**Entries taken from a collection:**
┄┄┄┄┄┄

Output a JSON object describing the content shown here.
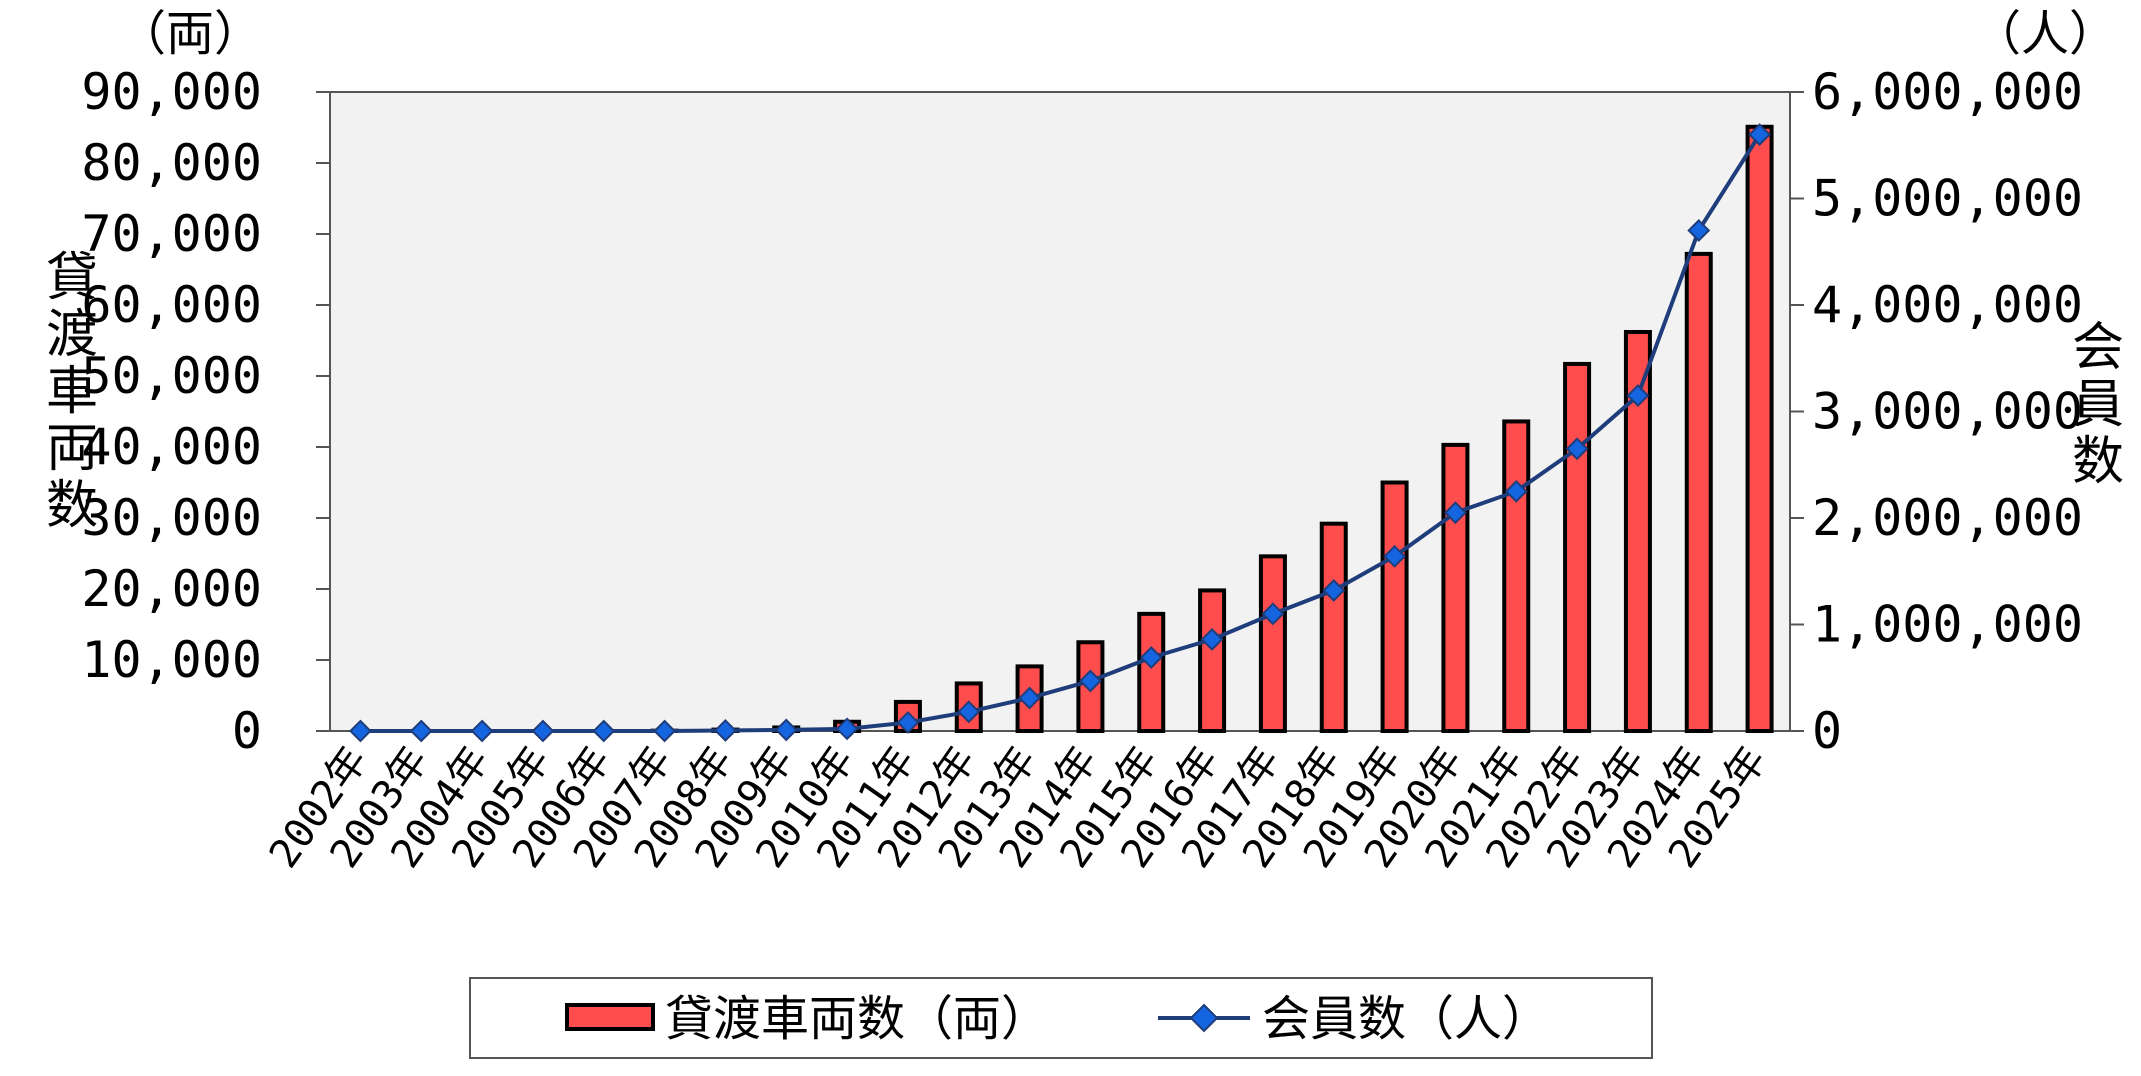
{
  "chart_data": {
    "type": "bar",
    "categories": [
      "2002年",
      "2003年",
      "2004年",
      "2005年",
      "2006年",
      "2007年",
      "2008年",
      "2009年",
      "2010年",
      "2011年",
      "2012年",
      "2013年",
      "2014年",
      "2015年",
      "2016年",
      "2017年",
      "2018年",
      "2019年",
      "2020年",
      "2021年",
      "2022年",
      "2023年",
      "2024年",
      "2025年"
    ],
    "series": [
      {
        "name": "貸渡車両数（両）",
        "type": "bar",
        "axis": "left",
        "color": "#ff4c4c",
        "values": [
          0,
          0,
          0,
          0,
          0,
          50,
          200,
          500,
          1300,
          4100,
          6700,
          9100,
          12500,
          16500,
          19800,
          24600,
          29200,
          35000,
          40300,
          43600,
          51700,
          56200,
          67200,
          85100
        ]
      },
      {
        "name": "会員数（人）",
        "type": "line",
        "axis": "right",
        "color": "#1f3d7a",
        "marker_color": "#1565e0",
        "values": [
          0,
          0,
          0,
          0,
          0,
          0,
          5000,
          10000,
          20000,
          80000,
          180000,
          310000,
          470000,
          690000,
          860000,
          1100000,
          1320000,
          1640000,
          2050000,
          2250000,
          2650000,
          3150000,
          4700000,
          5600000
        ]
      }
    ],
    "left_axis": {
      "title": "貸渡車両数",
      "unit": "（両）",
      "ylim": [
        0,
        90000
      ],
      "ticks": [
        "0",
        "10,000",
        "20,000",
        "30,000",
        "40,000",
        "50,000",
        "60,000",
        "70,000",
        "80,000",
        "90,000"
      ]
    },
    "right_axis": {
      "title": "会員数",
      "unit": "（人）",
      "ylim": [
        0,
        6000000
      ],
      "ticks": [
        "0",
        "1,000,000",
        "2,000,000",
        "3,000,000",
        "4,000,000",
        "5,000,000",
        "6,000,000"
      ]
    },
    "plot_background": "#f2f2f2",
    "grid": false,
    "legend_position": "bottom"
  }
}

┄┄┄┄┄┄

**Do this:** Omit the pictures, then quote the rest of the material above exactly.

**Finished exercise:**
Output a JSON object describing the content shown here.
{
  "chart_data": {
    "type": "bar",
    "categories": [
      "2002年",
      "2003年",
      "2004年",
      "2005年",
      "2006年",
      "2007年",
      "2008年",
      "2009年",
      "2010年",
      "2011年",
      "2012年",
      "2013年",
      "2014年",
      "2015年",
      "2016年",
      "2017年",
      "2018年",
      "2019年",
      "2020年",
      "2021年",
      "2022年",
      "2023年",
      "2024年",
      "2025年"
    ],
    "series": [
      {
        "name": "貸渡車両数（両）",
        "type": "bar",
        "axis": "left",
        "color": "#ff4c4c",
        "values": [
          0,
          0,
          0,
          0,
          0,
          50,
          200,
          500,
          1300,
          4100,
          6700,
          9100,
          12500,
          16500,
          19800,
          24600,
          29200,
          35000,
          40300,
          43600,
          51700,
          56200,
          67200,
          85100
        ]
      },
      {
        "name": "会員数（人）",
        "type": "line",
        "axis": "right",
        "color": "#1f3d7a",
        "marker_color": "#1565e0",
        "values": [
          0,
          0,
          0,
          0,
          0,
          0,
          5000,
          10000,
          20000,
          80000,
          180000,
          310000,
          470000,
          690000,
          860000,
          1100000,
          1320000,
          1640000,
          2050000,
          2250000,
          2650000,
          3150000,
          4700000,
          5600000
        ]
      }
    ],
    "left_axis": {
      "title": "貸渡車両数",
      "unit": "（両）",
      "ylim": [
        0,
        90000
      ],
      "ticks": [
        "0",
        "10,000",
        "20,000",
        "30,000",
        "40,000",
        "50,000",
        "60,000",
        "70,000",
        "80,000",
        "90,000"
      ]
    },
    "right_axis": {
      "title": "会員数",
      "unit": "（人）",
      "ylim": [
        0,
        6000000
      ],
      "ticks": [
        "0",
        "1,000,000",
        "2,000,000",
        "3,000,000",
        "4,000,000",
        "5,000,000",
        "6,000,000"
      ]
    },
    "plot_background": "#f2f2f2",
    "grid": false,
    "legend_position": "bottom"
  }
}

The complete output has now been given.